--- start ---
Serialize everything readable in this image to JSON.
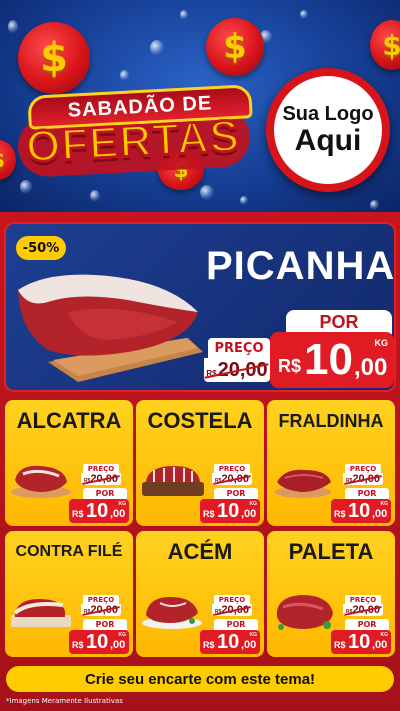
{
  "header": {
    "banner_line1": "SABADÃO DE",
    "banner_line2": "OFERTAS",
    "logo_line1": "Sua Logo",
    "logo_line2": "Aqui",
    "coin_symbol": "$"
  },
  "featured": {
    "discount": "-50%",
    "name": "PICANHA",
    "price_label": "PREÇO",
    "old_currency": "R$",
    "old_price": "20,00",
    "por_label": "POR",
    "currency": "R$",
    "price_int": "10",
    "price_cents": ",00",
    "unit": "KG"
  },
  "products": [
    {
      "name": "ALCATRA",
      "price_label": "PREÇO",
      "old_currency": "R$",
      "old_price": "20,00",
      "por_label": "POR",
      "currency": "R$",
      "price_int": "10",
      "price_cents": ",00",
      "unit": "KG"
    },
    {
      "name": "COSTELA",
      "price_label": "PREÇO",
      "old_currency": "R$",
      "old_price": "20,00",
      "por_label": "POR",
      "currency": "R$",
      "price_int": "10",
      "price_cents": ",00",
      "unit": "KG"
    },
    {
      "name": "FRALDINHA",
      "price_label": "PREÇO",
      "old_currency": "R$",
      "old_price": "20,00",
      "por_label": "POR",
      "currency": "R$",
      "price_int": "10",
      "price_cents": ",00",
      "unit": "KG"
    },
    {
      "name": "CONTRA FILÉ",
      "price_label": "PREÇO",
      "old_currency": "R$",
      "old_price": "20,00",
      "por_label": "POR",
      "currency": "R$",
      "price_int": "10",
      "price_cents": ",00",
      "unit": "KG"
    },
    {
      "name": "ACÉM",
      "price_label": "PREÇO",
      "old_currency": "R$",
      "old_price": "20,00",
      "por_label": "POR",
      "currency": "R$",
      "price_int": "10",
      "price_cents": ",00",
      "unit": "KG"
    },
    {
      "name": "PALETA",
      "price_label": "PREÇO",
      "old_currency": "R$",
      "old_price": "20,00",
      "por_label": "POR",
      "currency": "R$",
      "price_int": "10",
      "price_cents": ",00",
      "unit": "KG"
    }
  ],
  "cta": "Crie seu encarte com este tema!",
  "disclaimer": "*Imagens Meramente Ilustrativas",
  "colors": {
    "brand_red": "#e11b23",
    "brand_yellow": "#ffcc00",
    "brand_blue": "#163f95"
  }
}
--- end ---
● **Goal of the exercise**
Without including any pictures, please restate all the records exactly.

● **Task answer**
Serialize everything readable in this image to JSON.
{
  "header": {
    "banner_line1": "SABADÃO DE",
    "banner_line2": "OFERTAS",
    "logo_line1": "Sua Logo",
    "logo_line2": "Aqui",
    "coin_symbol": "$"
  },
  "featured": {
    "discount": "-50%",
    "name": "PICANHA",
    "price_label": "PREÇO",
    "old_currency": "R$",
    "old_price": "20,00",
    "por_label": "POR",
    "currency": "R$",
    "price_int": "10",
    "price_cents": ",00",
    "unit": "KG"
  },
  "products": [
    {
      "name": "ALCATRA",
      "price_label": "PREÇO",
      "old_currency": "R$",
      "old_price": "20,00",
      "por_label": "POR",
      "currency": "R$",
      "price_int": "10",
      "price_cents": ",00",
      "unit": "KG"
    },
    {
      "name": "COSTELA",
      "price_label": "PREÇO",
      "old_currency": "R$",
      "old_price": "20,00",
      "por_label": "POR",
      "currency": "R$",
      "price_int": "10",
      "price_cents": ",00",
      "unit": "KG"
    },
    {
      "name": "FRALDINHA",
      "price_label": "PREÇO",
      "old_currency": "R$",
      "old_price": "20,00",
      "por_label": "POR",
      "currency": "R$",
      "price_int": "10",
      "price_cents": ",00",
      "unit": "KG"
    },
    {
      "name": "CONTRA FILÉ",
      "price_label": "PREÇO",
      "old_currency": "R$",
      "old_price": "20,00",
      "por_label": "POR",
      "currency": "R$",
      "price_int": "10",
      "price_cents": ",00",
      "unit": "KG"
    },
    {
      "name": "ACÉM",
      "price_label": "PREÇO",
      "old_currency": "R$",
      "old_price": "20,00",
      "por_label": "POR",
      "currency": "R$",
      "price_int": "10",
      "price_cents": ",00",
      "unit": "KG"
    },
    {
      "name": "PALETA",
      "price_label": "PREÇO",
      "old_currency": "R$",
      "old_price": "20,00",
      "por_label": "POR",
      "currency": "R$",
      "price_int": "10",
      "price_cents": ",00",
      "unit": "KG"
    }
  ],
  "cta": "Crie seu encarte com este tema!",
  "disclaimer": "*Imagens Meramente Ilustrativas",
  "colors": {
    "brand_red": "#e11b23",
    "brand_yellow": "#ffcc00",
    "brand_blue": "#163f95"
  }
}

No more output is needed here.